[Figure content listings]
-------------------------
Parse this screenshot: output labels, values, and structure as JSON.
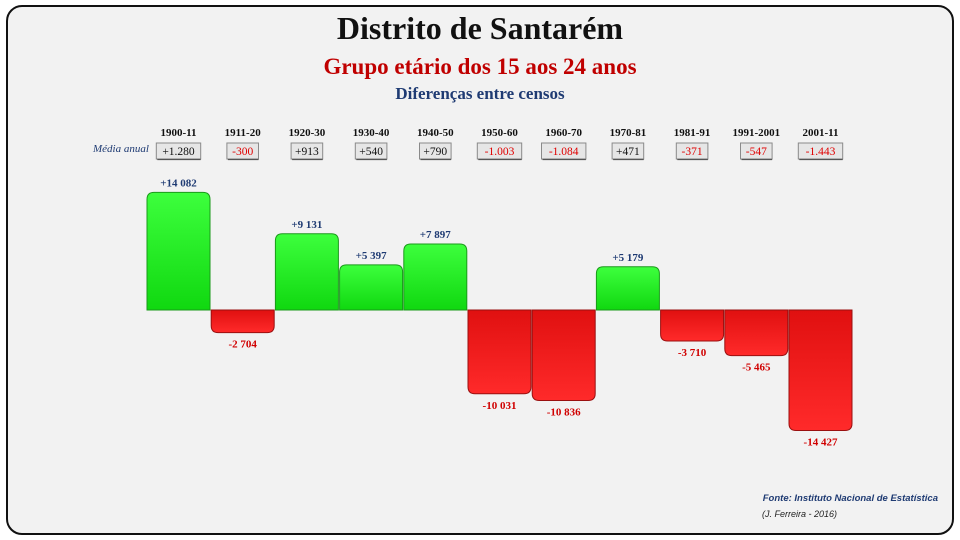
{
  "header": {
    "title": "Distrito de Santarém",
    "subtitle": "Grupo etário dos 15 aos 24 anos",
    "subsubtitle": "Diferenças entre censos"
  },
  "media_label": "Média anual",
  "footer": {
    "source": "Fonte: Instituto Nacional de Estatística",
    "credit": "(J. Ferreira - 2016)"
  },
  "colors": {
    "positive": "#1cf21c",
    "negative": "#f21c1c",
    "pos_label": "#1f3b73",
    "neg_label": "#d00000"
  },
  "chart_data": {
    "type": "bar",
    "title": "Distrito de Santarém",
    "categories": [
      "1900-11",
      "1911-20",
      "1920-30",
      "1930-40",
      "1940-50",
      "1950-60",
      "1960-70",
      "1970-81",
      "1981-91",
      "1991-2001",
      "2001-11"
    ],
    "values": [
      14082,
      -2704,
      9131,
      5397,
      7897,
      -10031,
      -10836,
      5179,
      -3710,
      -5465,
      -14427
    ],
    "value_labels": [
      "+14 082",
      "-2 704",
      "+9 131",
      "+5 397",
      "+7 897",
      "-10 031",
      "-10 836",
      "+5 179",
      "-3 710",
      "-5 465",
      "-14 427"
    ],
    "annual_average": [
      "+1.280",
      "-300",
      "+913",
      "+540",
      "+790",
      "-1.003",
      "-1.084",
      "+471",
      "-371",
      "-547",
      "-1.443"
    ],
    "grid": false,
    "legend": "none"
  }
}
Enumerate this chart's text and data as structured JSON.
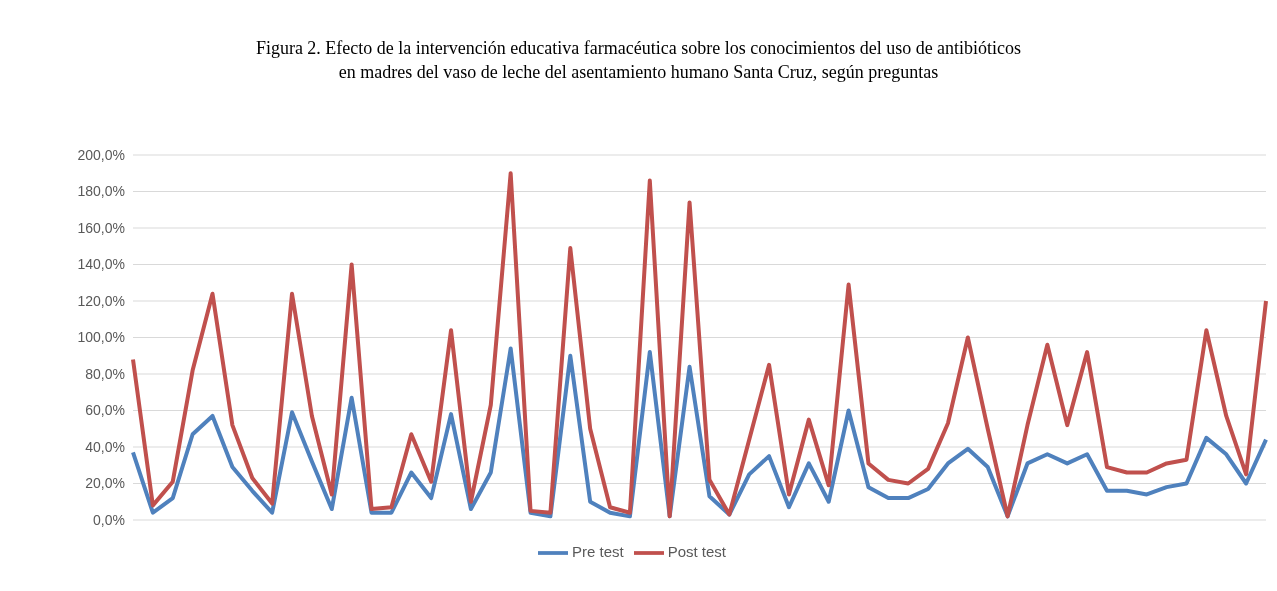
-------------------------
■ Directive:
Using the listing above, show each line holding the string "values".

■ Exercise solution:
Parse this screenshot: output labels, values, and structure as JSON.
    "values": [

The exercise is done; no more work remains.